— start of Provided material —

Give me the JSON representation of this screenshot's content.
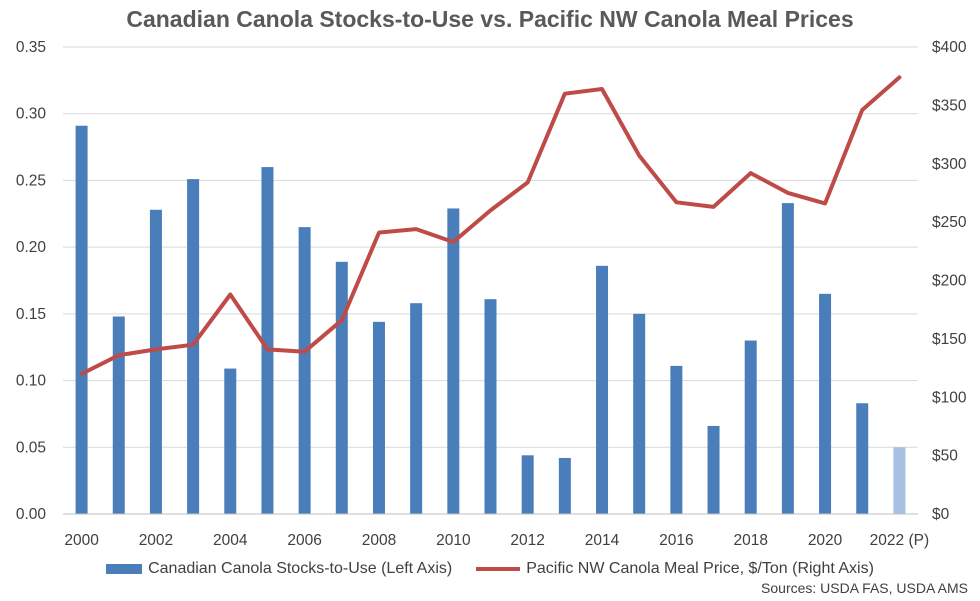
{
  "chart_data": {
    "type": "bar",
    "title": "Canadian Canola Stocks-to-Use vs. Pacific NW Canola Meal Prices",
    "categories": [
      "2000",
      "2001",
      "2002",
      "2003",
      "2004",
      "2005",
      "2006",
      "2007",
      "2008",
      "2009",
      "2010",
      "2011",
      "2012",
      "2013",
      "2014",
      "2015",
      "2016",
      "2017",
      "2018",
      "2019",
      "2020",
      "2021",
      "2022 (P)"
    ],
    "x_tick_labels": [
      "2000",
      "2002",
      "2004",
      "2006",
      "2008",
      "2010",
      "2012",
      "2014",
      "2016",
      "2018",
      "2020",
      "2022 (P)"
    ],
    "series": [
      {
        "name": "Canadian Canola Stocks-to-Use (Left Axis)",
        "type": "bar",
        "axis": "left",
        "color": "#4a7ebb",
        "projected_color": "#a6c1e2",
        "values": [
          0.291,
          0.148,
          0.228,
          0.251,
          0.109,
          0.26,
          0.215,
          0.189,
          0.144,
          0.158,
          0.229,
          0.161,
          0.044,
          0.042,
          0.186,
          0.15,
          0.111,
          0.066,
          0.13,
          0.233,
          0.165,
          0.083,
          0.05
        ]
      },
      {
        "name": "Pacific NW Canola Meal Price, $/Ton (Right Axis)",
        "type": "line",
        "axis": "right",
        "color": "#be4b48",
        "values": [
          120,
          136,
          141,
          145,
          188,
          141,
          139,
          166,
          241,
          244,
          233,
          260,
          284,
          360,
          364,
          307,
          267,
          263,
          292,
          275,
          266,
          346,
          374
        ]
      }
    ],
    "y_left": {
      "lim": [
        0,
        0.35
      ],
      "ticks": [
        "0.00",
        "0.05",
        "0.10",
        "0.15",
        "0.20",
        "0.25",
        "0.30",
        "0.35"
      ]
    },
    "y_right": {
      "lim": [
        0,
        400
      ],
      "ticks": [
        "$0",
        "$50",
        "$100",
        "$150",
        "$200",
        "$250",
        "$300",
        "$350",
        "$400"
      ]
    },
    "grid": true,
    "legend_position": "bottom",
    "source": "Sources: USDA FAS, USDA AMS"
  }
}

— end of Provided material —

Every line that holds the word "Meal" should be extracted.

▸ **Complete answer**
    "title": "Canadian Canola Stocks-to-Use vs. Pacific NW Canola Meal Prices",
        "name": "Pacific NW Canola Meal Price, $/Ton (Right Axis)",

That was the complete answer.